Given task. Copy out the earnings call excerpt below in full, word for word.

Article.
On a 52 week basis, our guidance range for fiscal 2012 represents solid projected earnings-per-share growth of 17% to 19% on top of a 24% increase in fiscal 2011 when we reported earnings-per-share of $2.86.
Looking ahead, our top priority continues to be maximizing our ability to offer shoppers the best bargains possible.
Investing in our merchant organization has been and still is our most important initiative and today we have hundreds of merchants sourcing products from thousands of vendors.
Our commitment to increasing these key resources should ensure that we will have ongoing access to an abundance of exciting name brand products to drive our future growth.
In closing, we continue to target average annual earnings-per-share growth of 10% to 15% over the longer term.
We believe we can achieve this through a combination of store growth, same-store sales gains, sustainable operating margins, and the benefits to earnings-per-share from our ongoing stock repurchase program.
At this point, we would like to open up the call and respond to any questions you might have.
Operator
(Operator Instructions)
Rick Patel, Bank of America Merrill Lynch.
Rick Patel - Analyst
Can you talk about the impact of Hurricane Sandy on your business in the Northeast and mid-Atlantic, perhaps quantify the impact it's having on your November comp?
And then secondly, can you just talk about the impact of the hurricane on your sourcing opportunities with a number of retailers having been impacted, are you seeing an abundance of buying opportunities in the marketplace?
And if so, should we expect your packaway inventories to rise in the coming months?
Michael O'Sullivan - President and COO
Rick, it's Michael O'Sullivan.
I'll answer that.
In terms of impact on sales, we wouldn't expect it to be material, and the impact is already baked into the guidance we've just given for fourth quarter.
In terms of sourcing, it's a little bit early to tell.
Right now, we're pretty happy with the supply that we're seeing.
We don't know whether Hurricane Sandy is contributing to that or not.

Records supplied.
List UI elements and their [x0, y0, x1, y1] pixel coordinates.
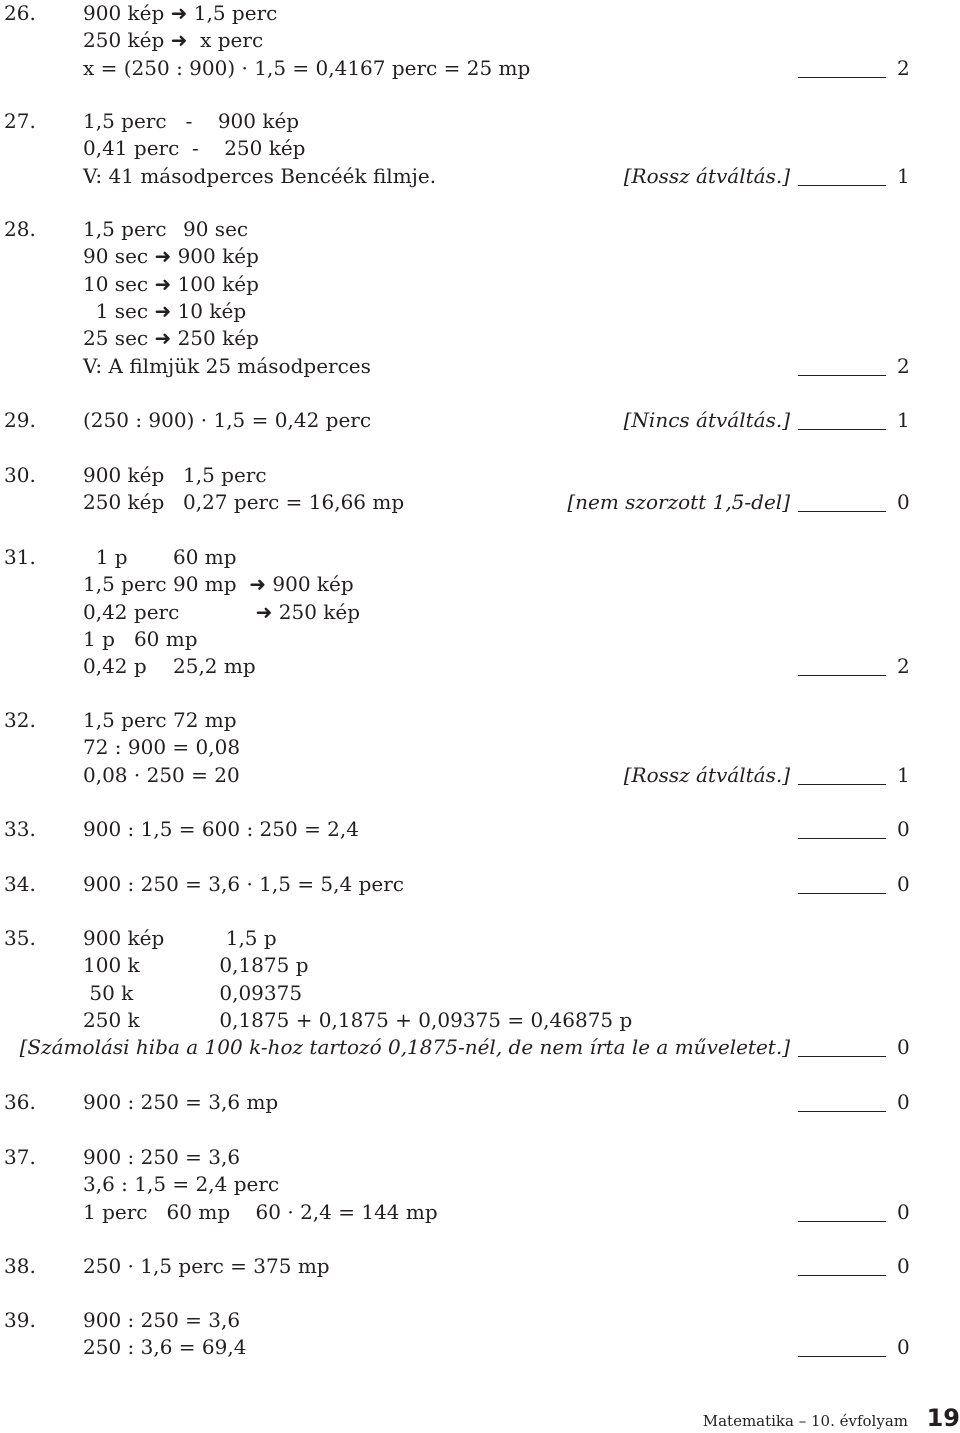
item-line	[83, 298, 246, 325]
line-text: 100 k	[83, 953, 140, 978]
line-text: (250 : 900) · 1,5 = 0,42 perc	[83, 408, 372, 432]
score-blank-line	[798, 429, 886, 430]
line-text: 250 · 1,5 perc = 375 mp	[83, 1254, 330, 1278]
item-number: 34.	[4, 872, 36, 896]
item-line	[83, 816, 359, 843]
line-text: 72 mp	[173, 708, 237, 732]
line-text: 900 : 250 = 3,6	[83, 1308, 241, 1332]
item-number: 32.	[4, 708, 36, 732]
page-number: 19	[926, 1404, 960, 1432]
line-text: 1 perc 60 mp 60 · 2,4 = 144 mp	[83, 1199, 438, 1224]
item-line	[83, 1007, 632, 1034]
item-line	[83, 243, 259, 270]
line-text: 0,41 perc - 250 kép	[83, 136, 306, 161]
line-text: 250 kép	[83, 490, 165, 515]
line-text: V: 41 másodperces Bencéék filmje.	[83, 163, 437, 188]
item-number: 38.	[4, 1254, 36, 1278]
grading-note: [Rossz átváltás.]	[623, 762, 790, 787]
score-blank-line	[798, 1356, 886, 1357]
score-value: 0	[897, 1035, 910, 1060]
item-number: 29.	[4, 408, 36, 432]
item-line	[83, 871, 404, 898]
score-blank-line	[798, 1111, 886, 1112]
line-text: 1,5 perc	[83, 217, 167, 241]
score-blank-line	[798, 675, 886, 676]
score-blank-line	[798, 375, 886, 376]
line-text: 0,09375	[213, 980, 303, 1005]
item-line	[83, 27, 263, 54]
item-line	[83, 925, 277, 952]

Right answer.
On a 52 week basis, our guidance range for fiscal 2012 represents solid projected earnings-per-share growth of 17% to 19% on top of a 24% increase in fiscal 2011 when we reported earnings-per-share of $2.86.
Looking ahead, our top priority continues to be maximizing our ability to offer shoppers the best bargains possible.
Investing in our merchant organization has been and still is our most important initiative and today we have hundreds of merchants sourcing products from thousands of vendors.
Our commitment to increasing these key resources should ensure that we will have ongoing access to an abundance of exciting name brand products to drive our future growth.
In closing, we continue to target average annual earnings-per-share growth of 10% to 15% over the longer term.
We believe we can achieve this through a combination of store growth, same-store sales gains, sustainable operating margins, and the benefits to earnings-per-share from our ongoing stock repurchase program.
At this point, we would like to open up the call and respond to any questions you might have.
Operator
(Operator Instructions)
Rick Patel, Bank of America Merrill Lynch.
Rick Patel - Analyst
Can you talk about the impact of Hurricane Sandy on your business in the Northeast and mid-Atlantic, perhaps quantify the impact it's having on your November comp?
And then secondly, can you just talk about the impact of the hurricane on your sourcing opportunities with a number of retailers having been impacted, are you seeing an abundance of buying opportunities in the marketplace?
And if so, should we expect your packaway inventories to rise in the coming months?
Michael O'Sullivan - President and COO
Rick, it's Michael O'Sullivan.
I'll answer that.
In terms of impact on sales, we wouldn't expect it to be material, and the impact is already baked into the guidance we've just given for fourth quarter.
In terms of sourcing, it's a little bit early to tell.
Right now, we're pretty happy with the supply that we're seeing.
We don't know whether Hurricane Sandy is contributing to that or not.